[Source records]
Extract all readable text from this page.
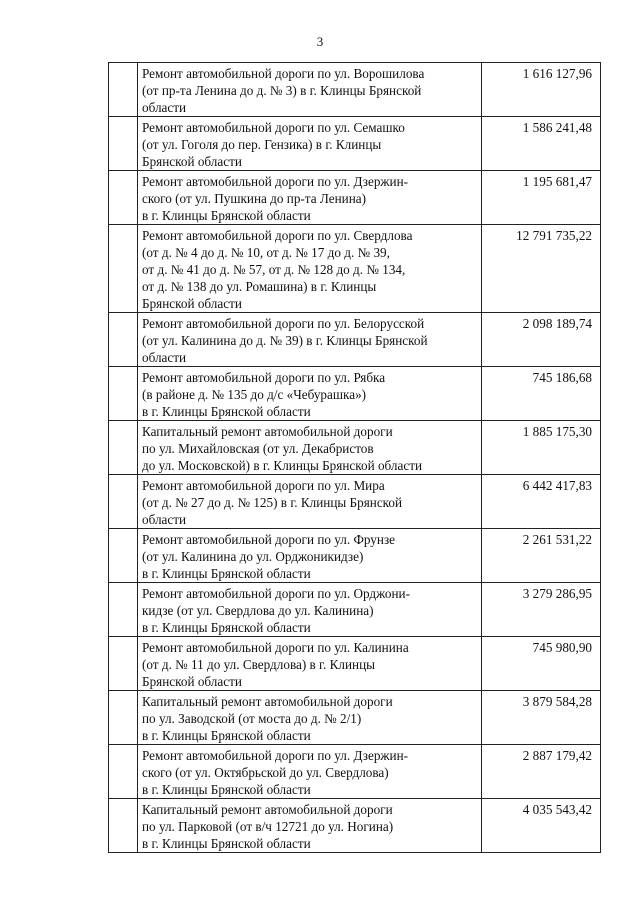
3

	Ремонт автомобильной дороги по ул. Ворошилова
(от пр-та Ленина до д. № 3) в г. Клинцы Брянской
области	1 616 127,96

	Ремонт автомобильной дороги по ул. Семашко
(от ул. Гоголя до пер. Гензика) в г. Клинцы
Брянской области	1 586 241,48

	Ремонт автомобильной дороги по ул. Дзержин-
ского (от ул. Пушкина до пр-та Ленина)
в г. Клинцы Брянской области	1 195 681,47

	Ремонт автомобильной дороги по ул. Свердлова
(от д. № 4 до д. № 10, от д. № 17 до д. № 39,
от д. № 41 до д. № 57, от д. № 128 до д. № 134,
от д. № 138 до ул. Ромашина) в г. Клинцы
Брянской области	12 791 735,22

	Ремонт автомобильной дороги по ул. Белорусской
(от ул. Калинина до д. № 39) в г. Клинцы Брянской
области	2 098 189,74

	Ремонт автомобильной дороги по ул. Рябка
(в районе д. № 135 до д/с «Чебурашка»)
в г. Клинцы Брянской области	745 186,68

	Капитальный ремонт автомобильной дороги
по ул. Михайловская (от ул. Декабристов
до ул. Московской) в г. Клинцы Брянской области	1 885 175,30

	Ремонт автомобильной дороги по ул. Мира
(от д. № 27 до д. № 125) в г. Клинцы Брянской
области	6 442 417,83

	Ремонт автомобильной дороги по ул. Фрунзе
(от ул. Калинина до ул. Орджоникидзе)
в г. Клинцы Брянской области	2 261 531,22

	Ремонт автомобильной дороги по ул. Орджони-
кидзе (от ул. Свердлова до ул. Калинина)
в г. Клинцы Брянской области	3 279 286,95

	Ремонт автомобильной дороги по ул. Калинина
(от д. № 11 до ул. Свердлова) в г. Клинцы
Брянской области	745 980,90

	Капитальный ремонт автомобильной дороги
по ул. Заводской (от моста до д. № 2/1)
в г. Клинцы Брянской области	3 879 584,28

	Ремонт автомобильной дороги по ул. Дзержин-
ского (от ул. Октябрьской до ул. Свердлова)
в г. Клинцы Брянской области	2 887 179,42

	Капитальный ремонт автомобильной дороги
по ул. Парковой (от в/ч 12721 до ул. Ногина)
в г. Клинцы Брянской области	4 035 543,42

▶ [Exercise brief]: Set the data above down again exactly as given, with no pictures.

▶ [Written solution]:
Extract all readable text from this page.
3

	Ремонт автомобильной дороги по ул. Ворошилова
(от пр-та Ленина до д. № 3) в г. Клинцы Брянской
области	1 616 127,96

	Ремонт автомобильной дороги по ул. Семашко
(от ул. Гоголя до пер. Гензика) в г. Клинцы
Брянской области	1 586 241,48

	Ремонт автомобильной дороги по ул. Дзержин-
ского (от ул. Пушкина до пр-та Ленина)
в г. Клинцы Брянской области	1 195 681,47

	Ремонт автомобильной дороги по ул. Свердлова
(от д. № 4 до д. № 10, от д. № 17 до д. № 39,
от д. № 41 до д. № 57, от д. № 128 до д. № 134,
от д. № 138 до ул. Ромашина) в г. Клинцы
Брянской области	12 791 735,22

	Ремонт автомобильной дороги по ул. Белорусской
(от ул. Калинина до д. № 39) в г. Клинцы Брянской
области	2 098 189,74

	Ремонт автомобильной дороги по ул. Рябка
(в районе д. № 135 до д/с «Чебурашка»)
в г. Клинцы Брянской области	745 186,68

	Капитальный ремонт автомобильной дороги
по ул. Михайловская (от ул. Декабристов
до ул. Московской) в г. Клинцы Брянской области	1 885 175,30

	Ремонт автомобильной дороги по ул. Мира
(от д. № 27 до д. № 125) в г. Клинцы Брянской
области	6 442 417,83

	Ремонт автомобильной дороги по ул. Фрунзе
(от ул. Калинина до ул. Орджоникидзе)
в г. Клинцы Брянской области	2 261 531,22

	Ремонт автомобильной дороги по ул. Орджони-
кидзе (от ул. Свердлова до ул. Калинина)
в г. Клинцы Брянской области	3 279 286,95

	Ремонт автомобильной дороги по ул. Калинина
(от д. № 11 до ул. Свердлова) в г. Клинцы
Брянской области	745 980,90

	Капитальный ремонт автомобильной дороги
по ул. Заводской (от моста до д. № 2/1)
в г. Клинцы Брянской области	3 879 584,28

	Ремонт автомобильной дороги по ул. Дзержин-
ского (от ул. Октябрьской до ул. Свердлова)
в г. Клинцы Брянской области	2 887 179,42

	Капитальный ремонт автомобильной дороги
по ул. Парковой (от в/ч 12721 до ул. Ногина)
в г. Клинцы Брянской области	4 035 543,42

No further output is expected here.